Note each line of the listing that contains the string "Lake", and copy it.

======== INPUT ========

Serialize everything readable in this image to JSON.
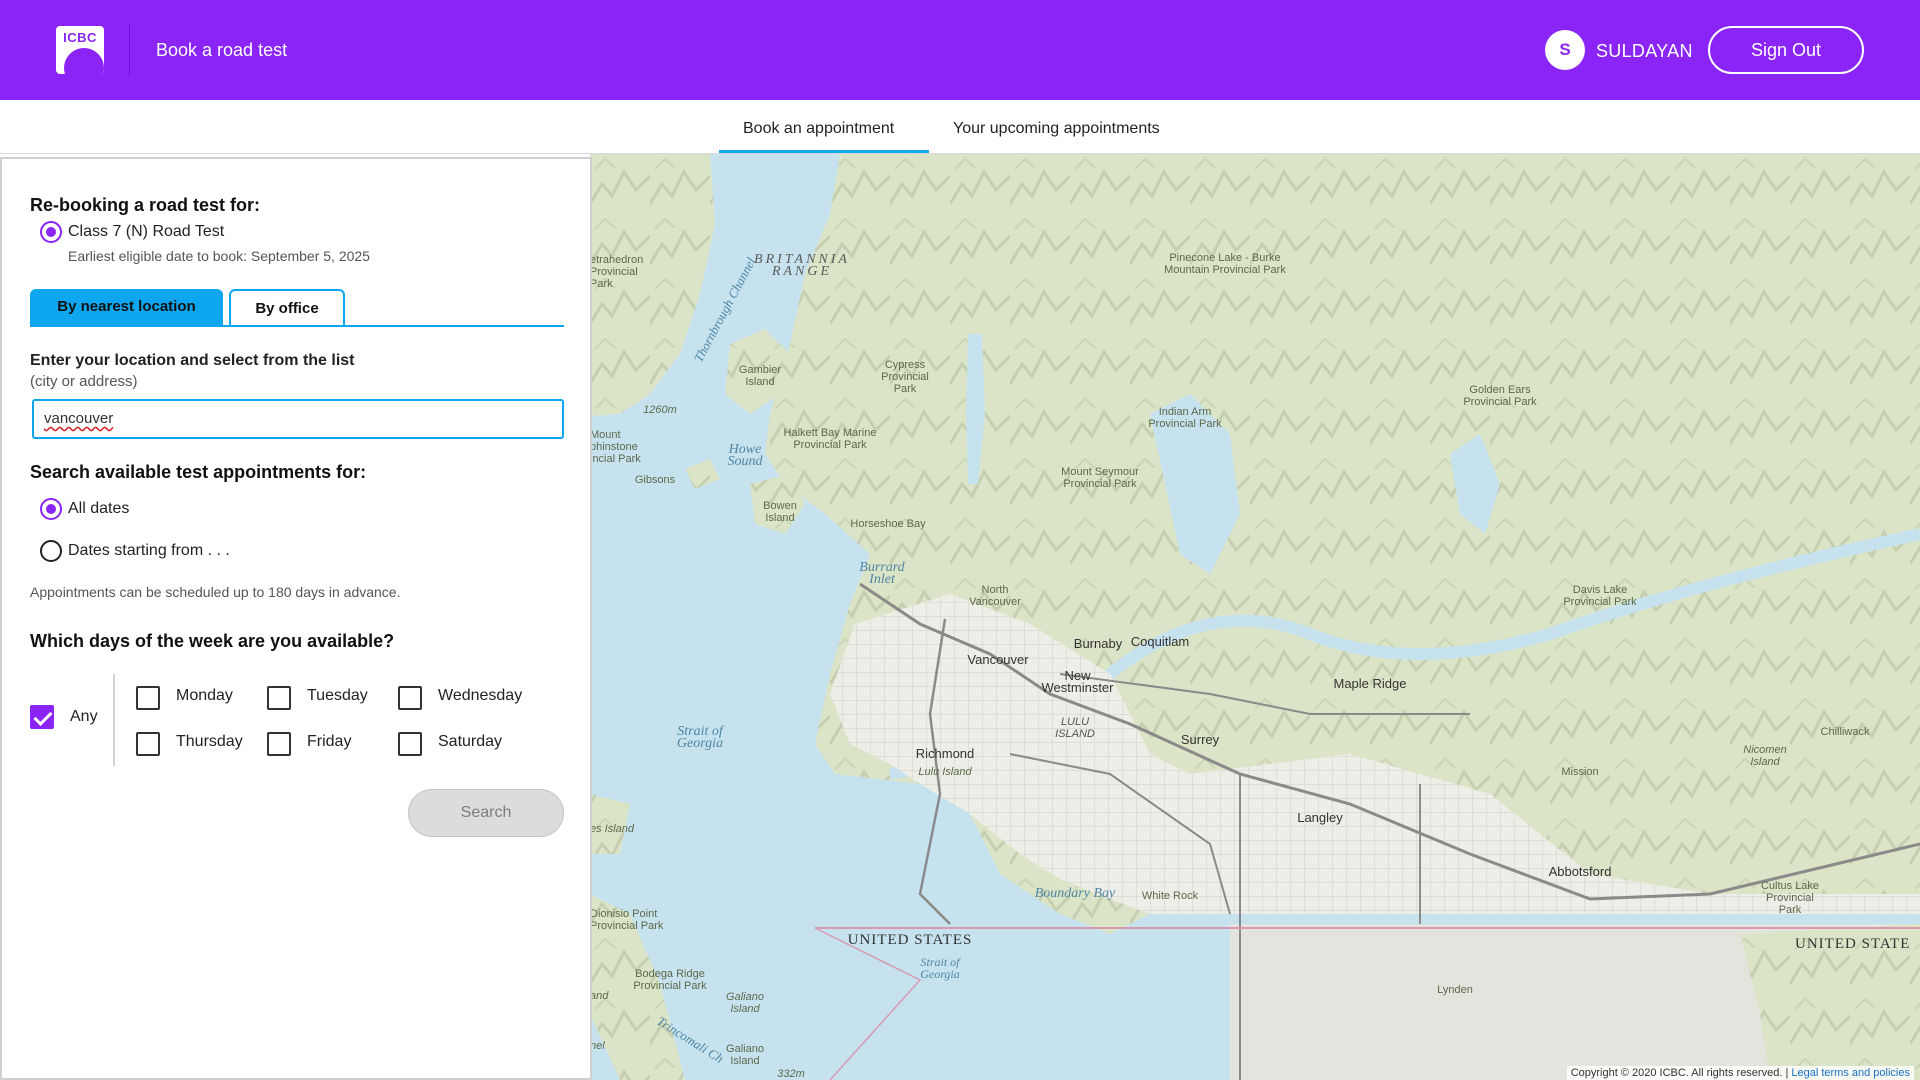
{
  "header": {
    "logo_text": "ICBC",
    "title": "Book a road test",
    "avatar_initial": "S",
    "username": "SULDAYAN",
    "sign_out_label": "Sign Out"
  },
  "tabs": {
    "book": "Book an appointment",
    "upcoming": "Your upcoming appointments",
    "active": "book"
  },
  "panel": {
    "rebooking_heading": "Re-booking a road test for:",
    "test_type": "Class 7 (N) Road Test",
    "earliest_date": "Earliest eligible date to book: September 5, 2025",
    "search_tabs": {
      "nearest": "By nearest location",
      "office": "By office",
      "active": "nearest"
    },
    "location_label": "Enter your location and select from the list",
    "location_hint": "(city or address)",
    "location_value": "vancouver",
    "search_heading": "Search available test appointments for:",
    "date_options": {
      "all": "All dates",
      "starting": "Dates starting from . . .",
      "selected": "all"
    },
    "advance_note": "Appointments can be scheduled up to 180 days in advance.",
    "days_heading": "Which days of the week are you available?",
    "days": {
      "any": "Any",
      "monday": "Monday",
      "tuesday": "Tuesday",
      "wednesday": "Wednesday",
      "thursday": "Thursday",
      "friday": "Friday",
      "saturday": "Saturday",
      "any_checked": true
    },
    "search_button": "Search"
  },
  "map": {
    "labels": {
      "britannia": "BRITANNIA RANGE",
      "pinecone": "Pinecone Lake - Burke Mountain Provincial Park",
      "golden_ears": "Golden Ears Provincial Park",
      "indian_arm": "Indian Arm Provincial Park",
      "mount_seymour": "Mount Seymour Provincial Park",
      "cypress": "Cypress Provincial Park",
      "halkett": "Halkett Bay Marine Provincial Park",
      "gambier": "Gambier Island",
      "bowen": "Bowen Island",
      "howe_sound": "Howe Sound",
      "thornbrough": "Thornbrough Channel",
      "gibsons": "Gibsons",
      "horseshoe": "Horseshoe Bay",
      "burrard": "Burrard Inlet",
      "north_van": "North Vancouver",
      "vancouver": "Vancouver",
      "burnaby": "Burnaby",
      "coquitlam": "Coquitlam",
      "new_west": "New Westminster",
      "lulu": "LULU ISLAND",
      "richmond": "Richmond",
      "lulu_island": "Lulu Island",
      "surrey": "Surrey",
      "maple_ridge": "Maple Ridge",
      "langley": "Langley",
      "abbotsford": "Abbotsford",
      "mission": "Mission",
      "chilliwack": "Chilliwack",
      "davis_lake": "Davis Lake Provincial Park",
      "cultus": "Cultus Lake Provincial Park",
      "nicomen": "Nicomen Island",
      "strait_georgia": "Strait of Georgia",
      "boundary_bay": "Boundary Bay",
      "white_rock": "White Rock",
      "us1": "UNITED STATES",
      "us2": "UNITED STATE",
      "strait_georgia_us": "Strait of Georgia",
      "lynden": "Lynden",
      "dionisio": "Dionisio Point Provincial Park",
      "bodega": "Bodega Ridge Provincial Park",
      "galiano": "Galiano Island",
      "galiano2": "Galiano Island",
      "trincomali": "Trincomali Ch",
      "tetrahedron": "etrahedron Provincial Park",
      "mount_elphinstone": "Mount phinstone incial Park",
      "es_island": "es Island",
      "and": "and",
      "nel": "nel",
      "elev_1260": "1260m",
      "elev_332": "332m"
    },
    "copyright": "Copyright © 2020 ICBC. All rights reserved.",
    "legal_link": "Legal terms and policies"
  },
  "colors": {
    "brand_purple": "#8a24f7",
    "accent_blue": "#0ea6ef",
    "water": "#c7e2ef",
    "land": "#dfe6cf"
  }
}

========

ANSWER TO THE PROBLEM>
      "pinecone": "Pinecone Lake - Burke Mountain Provincial Park",
      "davis_lake": "Davis Lake Provincial Park",
      "cultus": "Cultus Lake Provincial Park",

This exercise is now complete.